> Exercise: Extract the full listing below without altering a single character.

> Entries provided:
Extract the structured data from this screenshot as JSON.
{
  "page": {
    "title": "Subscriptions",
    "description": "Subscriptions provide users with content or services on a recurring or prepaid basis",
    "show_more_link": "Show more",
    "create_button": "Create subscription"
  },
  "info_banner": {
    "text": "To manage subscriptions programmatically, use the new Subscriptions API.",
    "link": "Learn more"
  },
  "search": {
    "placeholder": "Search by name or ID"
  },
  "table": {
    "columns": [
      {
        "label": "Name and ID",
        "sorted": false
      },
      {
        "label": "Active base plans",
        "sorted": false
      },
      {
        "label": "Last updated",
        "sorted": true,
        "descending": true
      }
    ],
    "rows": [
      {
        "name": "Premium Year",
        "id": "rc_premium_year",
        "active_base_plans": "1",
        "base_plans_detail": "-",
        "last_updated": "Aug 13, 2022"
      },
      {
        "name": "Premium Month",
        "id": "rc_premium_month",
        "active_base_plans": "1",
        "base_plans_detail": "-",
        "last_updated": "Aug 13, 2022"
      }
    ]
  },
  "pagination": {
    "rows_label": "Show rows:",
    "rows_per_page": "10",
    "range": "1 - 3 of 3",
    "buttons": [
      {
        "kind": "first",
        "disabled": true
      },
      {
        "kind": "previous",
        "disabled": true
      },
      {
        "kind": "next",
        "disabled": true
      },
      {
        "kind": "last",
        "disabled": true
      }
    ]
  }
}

> Correct output:
Extract the structured data from this screenshot as JSON.
{
  "page": {
    "title": "Subscriptions",
    "description": "Subscriptions provide users with content or services on a recurring or prepaid basis",
    "show_more_link": "Show more",
    "create_button": "Create subscription"
  },
  "info_banner": {
    "text": "To manage subscriptions programmatically, use the new Subscriptions API.",
    "link": "Learn more"
  },
  "search": {
    "placeholder": "Search by name or ID"
  },
  "table": {
    "columns": [
      {
        "label": "Name and ID",
        "sorted": false
      },
      {
        "label": "Active base plans",
        "sorted": false
      },
      {
        "label": "Last updated",
        "sorted": true,
        "descending": true
      }
    ],
    "rows": [
      {
        "name": "Premium Year",
        "id": "rc_premium_year",
        "active_base_plans": "1",
        "base_plans_detail": "-",
        "last_updated": "Aug 13, 2022"
      },
      {
        "name": "Premium Month",
        "id": "rc_premium_month",
        "active_base_plans": "1",
        "base_plans_detail": "-",
        "last_updated": "Aug 13, 2022"
      }
    ]
  },
  "pagination": {
    "rows_label": "Show rows:",
    "rows_per_page": "10",
    "range": "1 - 3 of 3",
    "buttons": [
      {
        "kind": "first",
        "disabled": true
      },
      {
        "kind": "previous",
        "disabled": true
      },
      {
        "kind": "next",
        "disabled": true
      },
      {
        "kind": "last",
        "disabled": true
      }
    ]
  }
}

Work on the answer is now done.